(PASSAGE PROVIDED)
NATIONAL ASSOCIATION OF STATE Departments of Agriculture holds its annual meeting in Sheraton Kona Resort & Spa next week. The meeting, hosted by NASDA President and Hawai`i Chairman of Agriculture Scott Enright, will focus on a theme of “Agriculture’s Traditions, Agriculture’s Future.” During the opening session, Enright will launch NASDA’s new five-year strategic plan. Dr. Dennis Gonsalves, who was responsible for the development of a genetically engineered papaya that saved the state’s valuable papaya industry, will also make remarks during the opening session. Additional speakers for the meeting include USDA Under Secretary Michael Scuse and former Hawai`i Attorney General Margery Bronster.
      During the meeting, NASDA members will vote on over 20 policy amendments (changes to permanent policy) and action items (specific action requests supported by existing policy). These items demonstrate the diverse portfolio of state Department of Agriculture responsibilities from child nutrition to antimicrobial resistance to environmental protection.
      Complementing the theme of agriculture’s traditions and future, tours will focus on Hawai`i’s unique coffee industry and the state’s innovative green energy development at the Natural Energy Laboratory of Hawai`i. The state’s unique agricultural products will also be on display with exotic fruit tastings and products from Hawai`i Seal of Quality agricultural producers.
      According to GMO-Free Hawai`i, the group is considering holding a protest on the highway in front of resort on Sunday at the Sheraton Kona Resort. See GMOFreeHawaiiIsland on Facebook.
Stewardship leader Jane Field lops Himalayan ginger, one of the world's
top 100 invasive species. Photo from NPS
      Read comments, add your own, and like The Ka`u Calendar News Briefs on Facebook.
(End PASSAGE PROVIDED)
(DATA SUPPLIED)
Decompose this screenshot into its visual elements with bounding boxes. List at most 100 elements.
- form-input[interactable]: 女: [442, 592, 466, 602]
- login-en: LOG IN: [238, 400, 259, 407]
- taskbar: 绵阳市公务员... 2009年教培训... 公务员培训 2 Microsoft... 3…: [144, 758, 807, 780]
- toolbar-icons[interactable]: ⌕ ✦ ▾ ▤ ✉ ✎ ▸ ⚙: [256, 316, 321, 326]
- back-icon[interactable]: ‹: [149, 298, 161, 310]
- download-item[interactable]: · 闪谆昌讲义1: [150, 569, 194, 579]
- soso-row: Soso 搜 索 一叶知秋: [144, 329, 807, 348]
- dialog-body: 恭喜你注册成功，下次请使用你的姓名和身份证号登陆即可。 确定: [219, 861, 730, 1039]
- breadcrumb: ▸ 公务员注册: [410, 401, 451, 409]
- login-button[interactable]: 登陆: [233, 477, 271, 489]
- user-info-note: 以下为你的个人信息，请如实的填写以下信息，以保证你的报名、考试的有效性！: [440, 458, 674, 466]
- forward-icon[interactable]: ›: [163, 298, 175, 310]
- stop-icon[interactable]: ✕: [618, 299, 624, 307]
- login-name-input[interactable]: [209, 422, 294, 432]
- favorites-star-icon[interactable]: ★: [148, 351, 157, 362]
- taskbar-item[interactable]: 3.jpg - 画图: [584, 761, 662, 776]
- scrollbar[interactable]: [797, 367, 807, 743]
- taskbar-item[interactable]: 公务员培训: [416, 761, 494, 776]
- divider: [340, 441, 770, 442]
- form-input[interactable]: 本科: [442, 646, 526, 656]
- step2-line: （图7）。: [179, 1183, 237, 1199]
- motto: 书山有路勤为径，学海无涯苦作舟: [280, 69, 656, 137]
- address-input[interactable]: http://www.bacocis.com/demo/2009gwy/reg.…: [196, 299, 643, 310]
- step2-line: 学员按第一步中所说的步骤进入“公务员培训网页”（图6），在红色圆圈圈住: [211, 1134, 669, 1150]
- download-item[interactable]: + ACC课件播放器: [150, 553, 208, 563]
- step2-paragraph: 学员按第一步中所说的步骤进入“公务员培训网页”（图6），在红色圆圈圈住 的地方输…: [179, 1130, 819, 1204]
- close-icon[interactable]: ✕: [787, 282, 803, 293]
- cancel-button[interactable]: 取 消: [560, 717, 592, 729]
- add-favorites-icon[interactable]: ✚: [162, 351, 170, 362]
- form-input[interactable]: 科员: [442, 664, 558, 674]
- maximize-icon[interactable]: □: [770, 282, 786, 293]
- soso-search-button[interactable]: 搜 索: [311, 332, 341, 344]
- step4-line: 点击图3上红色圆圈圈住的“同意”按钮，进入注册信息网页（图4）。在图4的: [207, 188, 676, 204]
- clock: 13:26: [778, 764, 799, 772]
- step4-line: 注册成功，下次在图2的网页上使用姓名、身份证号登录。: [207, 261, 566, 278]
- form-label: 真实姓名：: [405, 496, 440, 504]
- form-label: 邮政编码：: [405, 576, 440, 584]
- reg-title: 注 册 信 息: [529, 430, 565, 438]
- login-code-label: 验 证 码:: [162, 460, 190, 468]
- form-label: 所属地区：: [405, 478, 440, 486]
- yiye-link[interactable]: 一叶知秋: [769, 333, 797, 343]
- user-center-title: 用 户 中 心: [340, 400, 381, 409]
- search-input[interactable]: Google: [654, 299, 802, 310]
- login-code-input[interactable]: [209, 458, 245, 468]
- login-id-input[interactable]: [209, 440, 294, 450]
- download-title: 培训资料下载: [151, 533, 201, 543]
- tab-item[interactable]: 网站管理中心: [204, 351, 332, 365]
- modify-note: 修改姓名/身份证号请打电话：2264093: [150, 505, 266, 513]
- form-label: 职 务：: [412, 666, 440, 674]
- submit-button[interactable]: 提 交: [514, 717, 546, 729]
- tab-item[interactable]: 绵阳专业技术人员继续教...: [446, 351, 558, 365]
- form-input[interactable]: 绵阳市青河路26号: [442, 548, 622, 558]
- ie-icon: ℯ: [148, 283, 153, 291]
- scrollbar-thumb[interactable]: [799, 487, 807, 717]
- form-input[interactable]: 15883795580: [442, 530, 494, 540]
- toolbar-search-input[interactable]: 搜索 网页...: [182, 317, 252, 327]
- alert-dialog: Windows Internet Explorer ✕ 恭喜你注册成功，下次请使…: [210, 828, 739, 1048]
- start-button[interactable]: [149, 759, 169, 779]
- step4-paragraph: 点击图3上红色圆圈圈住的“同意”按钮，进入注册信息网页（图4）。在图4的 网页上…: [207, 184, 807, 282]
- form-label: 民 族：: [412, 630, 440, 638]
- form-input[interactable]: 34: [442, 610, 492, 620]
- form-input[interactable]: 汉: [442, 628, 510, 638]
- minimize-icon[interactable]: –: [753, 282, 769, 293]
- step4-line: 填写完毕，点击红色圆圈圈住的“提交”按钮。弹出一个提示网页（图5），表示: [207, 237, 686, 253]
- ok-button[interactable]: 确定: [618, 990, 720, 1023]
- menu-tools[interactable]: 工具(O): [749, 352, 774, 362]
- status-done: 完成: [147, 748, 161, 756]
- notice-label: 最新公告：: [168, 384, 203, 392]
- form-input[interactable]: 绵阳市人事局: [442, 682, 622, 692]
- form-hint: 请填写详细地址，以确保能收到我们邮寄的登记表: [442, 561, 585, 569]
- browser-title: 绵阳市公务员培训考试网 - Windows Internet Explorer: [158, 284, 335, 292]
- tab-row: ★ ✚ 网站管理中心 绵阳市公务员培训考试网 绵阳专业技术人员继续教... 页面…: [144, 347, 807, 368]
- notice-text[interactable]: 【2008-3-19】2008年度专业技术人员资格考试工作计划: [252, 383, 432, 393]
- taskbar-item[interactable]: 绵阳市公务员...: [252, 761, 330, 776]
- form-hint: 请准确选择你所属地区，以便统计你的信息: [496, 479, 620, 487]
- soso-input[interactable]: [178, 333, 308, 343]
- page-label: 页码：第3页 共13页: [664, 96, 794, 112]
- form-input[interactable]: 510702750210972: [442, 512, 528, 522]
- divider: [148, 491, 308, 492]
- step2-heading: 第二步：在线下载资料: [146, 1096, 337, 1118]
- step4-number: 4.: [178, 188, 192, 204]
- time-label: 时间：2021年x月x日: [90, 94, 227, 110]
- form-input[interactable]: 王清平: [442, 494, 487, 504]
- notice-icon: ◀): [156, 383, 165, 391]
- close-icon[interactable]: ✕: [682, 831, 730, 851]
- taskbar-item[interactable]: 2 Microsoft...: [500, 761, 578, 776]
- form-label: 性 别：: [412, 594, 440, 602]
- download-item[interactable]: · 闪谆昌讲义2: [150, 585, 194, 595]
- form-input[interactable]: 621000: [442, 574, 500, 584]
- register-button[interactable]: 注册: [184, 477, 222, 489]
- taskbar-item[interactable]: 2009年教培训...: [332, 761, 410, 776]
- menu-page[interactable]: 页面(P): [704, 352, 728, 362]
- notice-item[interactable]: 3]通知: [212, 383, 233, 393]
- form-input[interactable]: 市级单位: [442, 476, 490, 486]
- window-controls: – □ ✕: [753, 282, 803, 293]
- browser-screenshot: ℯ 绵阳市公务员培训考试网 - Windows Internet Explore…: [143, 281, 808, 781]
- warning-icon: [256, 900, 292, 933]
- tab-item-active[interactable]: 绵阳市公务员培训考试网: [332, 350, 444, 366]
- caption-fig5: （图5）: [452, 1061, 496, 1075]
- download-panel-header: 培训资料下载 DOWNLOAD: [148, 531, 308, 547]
(End DATA SUPPLIED)
EXERCISE 1 =>
Decide whether each statement agrees with the news brief on the NASDA meeting, answering yes or no and quoting the words of the brief that settle it: (a) Enright will launch a new five-year strategic plan during the opening session. (b) Dr. Dennis Gonsalves developed a genetically engineered coffee plant. (c) The state's unique agricultural products will be displayed through exotic fruit tastings.
EXERCISE 2 =>
Continue the news brief on the NASDA meeting, starting after its final sentence.
The entries are separate material, unrelated to the news brief on the NASDA meeting.

ANSWER AREA 1 =>
(a) Yes: "During the opening session, Enright will launch NASDA’s new five-year strategic plan."
(b) No: "responsible for the development of a genetically engineered papaya that saved the state’s valuable papaya industry"
(c) Yes: "The state’s unique agricultural products will also be on display with exotic fruit tastings"

ANSWER AREA 2 =>
STEWARDSHIP AT THE SUMMIT SEEKS volunteers for programs scheduled through December. 
      Programs begins at 9 a.m. and end at 12 p.m. on Sept. 18 and Sept. 26 (National Public Lands Day); Oct. 2, 17, 23 and 30; November 6, 13, 21 and 28; and December 4, 9, 18 and 26.
      Volunteers help remove invasive, non-native plant species that prevent native species from growing. Meet project leaders Paul and Jane Field at Kilauea Visitor Center at 9 a.m. on any of the scheduled dates. Wear sturdy hiking shoes and long pants. Bring a hat, raingear, day pack, snacks and water. Gloves and tools are provided. No advance registration is required, and there is no cost to participate. Park entrance fees apply.
      Volunteers have dedicated more than 5,000 hours of their time and have restored more than 25 acres of native rainforest within the national park since 2012. Countless Himalayan ginger, faya, strawberry guava and other invasive, non-native plants that threaten the native understory have been removed. In their place, once-shaded `ama`u and hapu`u tree ferns have re-emerged, and pa`iniu, kawa`u and other important native plants are returning to the stewardship plots.
Hikers head for the summit of Pu`u o Lokuana. Photo from NPS
      Read comments, add your own, and like The Ka`u Calendar News Briefs on Facebook.

KAHUKU UNIT OF HAWAI`I Volcanoes National Park offers free programs this weekend. The Birth Of Kahuku is the topic of a free, guided, easy-to-moderate hike tomorrow from 9:30 a.m. to 11:30 a.m. Participants traverse the vast 1868 lava flow, see different volcanic features and formations, identify many parts of Mauna Loa’s Southwest Rift Zone and learn about the Hawaiian hotspot and the creation of Kahuku.
      Pu`u o Lokuana is a short, moderately difficult 0.4-mile hike to the top of the grassy cinder cone on Sunday from 9:30 a.m. to 10:30 a.m. Participants learn about the formation and various uses of this hill over time and enjoy a breathtaking view of lower Ka`u.